┌─ Record excerpts

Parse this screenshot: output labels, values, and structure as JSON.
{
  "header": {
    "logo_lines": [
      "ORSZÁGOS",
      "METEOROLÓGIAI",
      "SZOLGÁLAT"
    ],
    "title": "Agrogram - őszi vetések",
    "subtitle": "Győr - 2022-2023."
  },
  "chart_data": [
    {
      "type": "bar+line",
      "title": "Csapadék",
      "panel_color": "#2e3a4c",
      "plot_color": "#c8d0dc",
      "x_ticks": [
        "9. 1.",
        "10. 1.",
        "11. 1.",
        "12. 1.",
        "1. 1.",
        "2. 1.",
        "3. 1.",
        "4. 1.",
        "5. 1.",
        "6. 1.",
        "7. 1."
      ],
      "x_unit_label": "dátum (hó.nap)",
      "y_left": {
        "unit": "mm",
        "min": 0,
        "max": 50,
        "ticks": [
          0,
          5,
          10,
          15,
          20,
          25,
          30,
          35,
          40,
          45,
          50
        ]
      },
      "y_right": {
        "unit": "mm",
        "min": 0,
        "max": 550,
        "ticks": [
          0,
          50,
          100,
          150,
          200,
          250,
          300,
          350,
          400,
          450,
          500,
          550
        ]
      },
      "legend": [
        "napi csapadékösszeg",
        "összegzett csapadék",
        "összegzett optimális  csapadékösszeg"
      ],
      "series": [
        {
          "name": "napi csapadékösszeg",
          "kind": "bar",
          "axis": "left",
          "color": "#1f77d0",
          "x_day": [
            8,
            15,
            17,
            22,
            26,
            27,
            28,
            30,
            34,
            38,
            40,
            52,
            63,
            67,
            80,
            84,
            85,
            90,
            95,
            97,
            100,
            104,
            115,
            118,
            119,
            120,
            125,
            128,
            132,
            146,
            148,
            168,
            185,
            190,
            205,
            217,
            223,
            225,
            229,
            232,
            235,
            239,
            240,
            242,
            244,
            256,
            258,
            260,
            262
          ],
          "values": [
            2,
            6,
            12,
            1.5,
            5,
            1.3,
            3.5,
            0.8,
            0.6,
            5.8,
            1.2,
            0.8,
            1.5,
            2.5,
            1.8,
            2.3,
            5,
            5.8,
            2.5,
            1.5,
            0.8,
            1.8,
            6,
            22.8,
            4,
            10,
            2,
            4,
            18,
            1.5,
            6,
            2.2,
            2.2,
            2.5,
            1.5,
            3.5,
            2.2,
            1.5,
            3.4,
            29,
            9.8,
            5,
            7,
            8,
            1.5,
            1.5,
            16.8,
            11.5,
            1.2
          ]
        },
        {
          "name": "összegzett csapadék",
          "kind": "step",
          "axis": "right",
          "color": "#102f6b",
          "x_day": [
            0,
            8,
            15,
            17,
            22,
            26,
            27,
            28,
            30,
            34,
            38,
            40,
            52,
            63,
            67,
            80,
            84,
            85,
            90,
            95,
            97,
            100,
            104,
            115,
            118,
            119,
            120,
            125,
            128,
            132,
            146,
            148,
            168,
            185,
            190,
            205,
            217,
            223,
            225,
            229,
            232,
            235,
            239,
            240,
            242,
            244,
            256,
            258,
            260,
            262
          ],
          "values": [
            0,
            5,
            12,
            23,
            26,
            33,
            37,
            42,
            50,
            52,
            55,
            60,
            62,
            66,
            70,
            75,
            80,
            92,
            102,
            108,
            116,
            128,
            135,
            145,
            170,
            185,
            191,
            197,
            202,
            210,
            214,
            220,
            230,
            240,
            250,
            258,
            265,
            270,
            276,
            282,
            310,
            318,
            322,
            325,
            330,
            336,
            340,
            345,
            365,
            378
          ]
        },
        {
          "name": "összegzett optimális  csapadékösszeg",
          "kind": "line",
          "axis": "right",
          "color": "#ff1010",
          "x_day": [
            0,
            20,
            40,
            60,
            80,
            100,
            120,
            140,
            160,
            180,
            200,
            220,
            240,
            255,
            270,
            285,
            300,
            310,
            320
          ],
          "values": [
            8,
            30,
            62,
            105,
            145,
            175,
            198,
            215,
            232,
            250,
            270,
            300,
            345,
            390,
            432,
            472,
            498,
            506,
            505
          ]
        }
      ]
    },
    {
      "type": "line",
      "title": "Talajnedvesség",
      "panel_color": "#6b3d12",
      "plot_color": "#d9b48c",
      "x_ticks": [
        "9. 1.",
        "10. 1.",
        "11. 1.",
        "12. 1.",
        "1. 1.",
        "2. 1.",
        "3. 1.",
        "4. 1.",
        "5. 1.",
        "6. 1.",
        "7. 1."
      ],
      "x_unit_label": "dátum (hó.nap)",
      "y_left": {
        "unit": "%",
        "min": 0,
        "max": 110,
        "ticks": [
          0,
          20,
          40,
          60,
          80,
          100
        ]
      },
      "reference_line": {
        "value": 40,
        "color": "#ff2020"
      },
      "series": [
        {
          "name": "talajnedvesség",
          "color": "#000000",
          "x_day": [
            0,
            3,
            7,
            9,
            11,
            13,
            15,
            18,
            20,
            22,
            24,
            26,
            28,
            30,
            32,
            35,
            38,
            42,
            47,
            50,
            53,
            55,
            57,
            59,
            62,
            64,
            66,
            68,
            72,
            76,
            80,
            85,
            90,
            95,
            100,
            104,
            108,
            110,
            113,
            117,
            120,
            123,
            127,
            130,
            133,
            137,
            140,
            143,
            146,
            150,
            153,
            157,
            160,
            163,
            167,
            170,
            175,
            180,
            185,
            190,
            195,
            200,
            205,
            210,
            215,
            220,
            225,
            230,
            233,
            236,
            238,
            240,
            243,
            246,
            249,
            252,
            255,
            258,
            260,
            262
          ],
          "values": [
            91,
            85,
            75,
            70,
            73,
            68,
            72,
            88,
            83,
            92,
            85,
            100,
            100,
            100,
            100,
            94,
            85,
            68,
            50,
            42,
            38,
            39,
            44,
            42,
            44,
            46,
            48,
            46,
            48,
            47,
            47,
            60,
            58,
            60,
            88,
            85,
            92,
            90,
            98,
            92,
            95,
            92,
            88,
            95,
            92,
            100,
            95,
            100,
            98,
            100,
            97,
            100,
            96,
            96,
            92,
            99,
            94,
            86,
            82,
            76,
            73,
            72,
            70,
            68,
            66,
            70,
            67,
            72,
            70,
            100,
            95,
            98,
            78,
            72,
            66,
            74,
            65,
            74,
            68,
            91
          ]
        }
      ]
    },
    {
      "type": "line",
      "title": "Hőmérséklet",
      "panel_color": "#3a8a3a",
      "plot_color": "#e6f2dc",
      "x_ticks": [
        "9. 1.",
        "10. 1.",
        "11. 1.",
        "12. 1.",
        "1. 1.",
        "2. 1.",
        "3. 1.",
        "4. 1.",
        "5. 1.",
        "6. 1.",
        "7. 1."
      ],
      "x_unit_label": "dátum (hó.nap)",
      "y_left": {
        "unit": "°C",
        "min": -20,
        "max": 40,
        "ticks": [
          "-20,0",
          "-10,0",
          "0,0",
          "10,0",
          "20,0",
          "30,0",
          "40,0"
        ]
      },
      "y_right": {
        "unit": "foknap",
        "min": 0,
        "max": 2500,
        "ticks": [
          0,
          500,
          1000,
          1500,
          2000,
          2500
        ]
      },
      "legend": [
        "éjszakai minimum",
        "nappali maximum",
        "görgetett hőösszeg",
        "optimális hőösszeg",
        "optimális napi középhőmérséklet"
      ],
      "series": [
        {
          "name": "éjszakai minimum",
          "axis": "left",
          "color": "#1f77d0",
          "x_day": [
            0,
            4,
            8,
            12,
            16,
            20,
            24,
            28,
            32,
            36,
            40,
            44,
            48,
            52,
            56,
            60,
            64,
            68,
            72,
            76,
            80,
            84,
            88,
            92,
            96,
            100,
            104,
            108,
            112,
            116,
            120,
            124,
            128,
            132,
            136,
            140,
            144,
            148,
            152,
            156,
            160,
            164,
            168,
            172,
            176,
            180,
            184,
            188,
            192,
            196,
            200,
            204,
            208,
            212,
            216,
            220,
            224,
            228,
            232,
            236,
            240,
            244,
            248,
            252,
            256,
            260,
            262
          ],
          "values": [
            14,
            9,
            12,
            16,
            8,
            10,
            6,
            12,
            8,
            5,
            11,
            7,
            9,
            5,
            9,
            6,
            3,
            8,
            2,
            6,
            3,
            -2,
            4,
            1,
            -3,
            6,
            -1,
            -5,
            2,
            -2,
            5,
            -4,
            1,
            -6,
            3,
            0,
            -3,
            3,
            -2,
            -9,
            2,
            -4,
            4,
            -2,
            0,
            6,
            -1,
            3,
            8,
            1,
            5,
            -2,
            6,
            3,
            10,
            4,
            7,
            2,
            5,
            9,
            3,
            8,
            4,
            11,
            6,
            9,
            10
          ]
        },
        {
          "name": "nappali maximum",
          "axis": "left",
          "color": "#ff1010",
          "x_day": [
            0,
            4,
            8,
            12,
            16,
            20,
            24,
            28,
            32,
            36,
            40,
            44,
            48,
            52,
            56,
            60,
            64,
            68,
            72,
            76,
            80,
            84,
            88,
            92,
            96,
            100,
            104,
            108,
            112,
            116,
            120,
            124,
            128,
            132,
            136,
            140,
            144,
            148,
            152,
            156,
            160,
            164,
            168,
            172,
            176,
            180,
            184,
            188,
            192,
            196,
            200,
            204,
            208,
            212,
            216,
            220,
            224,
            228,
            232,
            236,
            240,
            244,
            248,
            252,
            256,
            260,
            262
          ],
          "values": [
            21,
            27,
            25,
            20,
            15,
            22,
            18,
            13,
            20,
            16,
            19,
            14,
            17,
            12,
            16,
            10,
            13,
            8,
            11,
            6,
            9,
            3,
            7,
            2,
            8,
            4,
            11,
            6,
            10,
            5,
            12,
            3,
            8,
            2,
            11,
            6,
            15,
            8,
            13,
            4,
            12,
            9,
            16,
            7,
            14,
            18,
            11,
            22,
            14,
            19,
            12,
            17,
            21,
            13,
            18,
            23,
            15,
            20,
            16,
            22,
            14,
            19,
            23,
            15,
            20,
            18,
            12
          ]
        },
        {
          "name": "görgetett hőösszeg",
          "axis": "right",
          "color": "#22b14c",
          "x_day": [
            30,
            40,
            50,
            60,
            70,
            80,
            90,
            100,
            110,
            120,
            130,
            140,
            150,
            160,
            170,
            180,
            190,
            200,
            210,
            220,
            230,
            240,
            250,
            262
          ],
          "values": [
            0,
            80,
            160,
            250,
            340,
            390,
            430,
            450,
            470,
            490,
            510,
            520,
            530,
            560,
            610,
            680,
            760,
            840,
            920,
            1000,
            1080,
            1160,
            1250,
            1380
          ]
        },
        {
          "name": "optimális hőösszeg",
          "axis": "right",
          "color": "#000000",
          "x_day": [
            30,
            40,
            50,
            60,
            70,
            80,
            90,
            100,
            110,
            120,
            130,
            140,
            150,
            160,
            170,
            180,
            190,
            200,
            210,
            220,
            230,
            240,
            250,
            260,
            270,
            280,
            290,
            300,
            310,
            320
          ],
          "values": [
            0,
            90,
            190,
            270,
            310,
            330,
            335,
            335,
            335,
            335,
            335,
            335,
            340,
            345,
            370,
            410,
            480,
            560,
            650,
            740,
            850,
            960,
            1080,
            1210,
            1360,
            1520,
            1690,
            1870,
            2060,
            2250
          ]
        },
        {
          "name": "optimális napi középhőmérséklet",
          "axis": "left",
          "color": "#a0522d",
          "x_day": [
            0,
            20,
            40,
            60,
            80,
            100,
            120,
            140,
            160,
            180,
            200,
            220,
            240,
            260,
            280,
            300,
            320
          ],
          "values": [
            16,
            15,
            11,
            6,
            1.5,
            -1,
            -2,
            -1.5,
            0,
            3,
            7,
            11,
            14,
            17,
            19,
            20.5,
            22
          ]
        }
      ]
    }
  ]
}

└─

__Given exercise__.
Read the entries and pick out all lines that include the word "napi".

__Reply to the exercise__.
        "napi csapadékösszeg",
          "name": "napi csapadékösszeg",
        "optimális napi középhőmérséklet"
          "name": "optimális napi középhőmérséklet",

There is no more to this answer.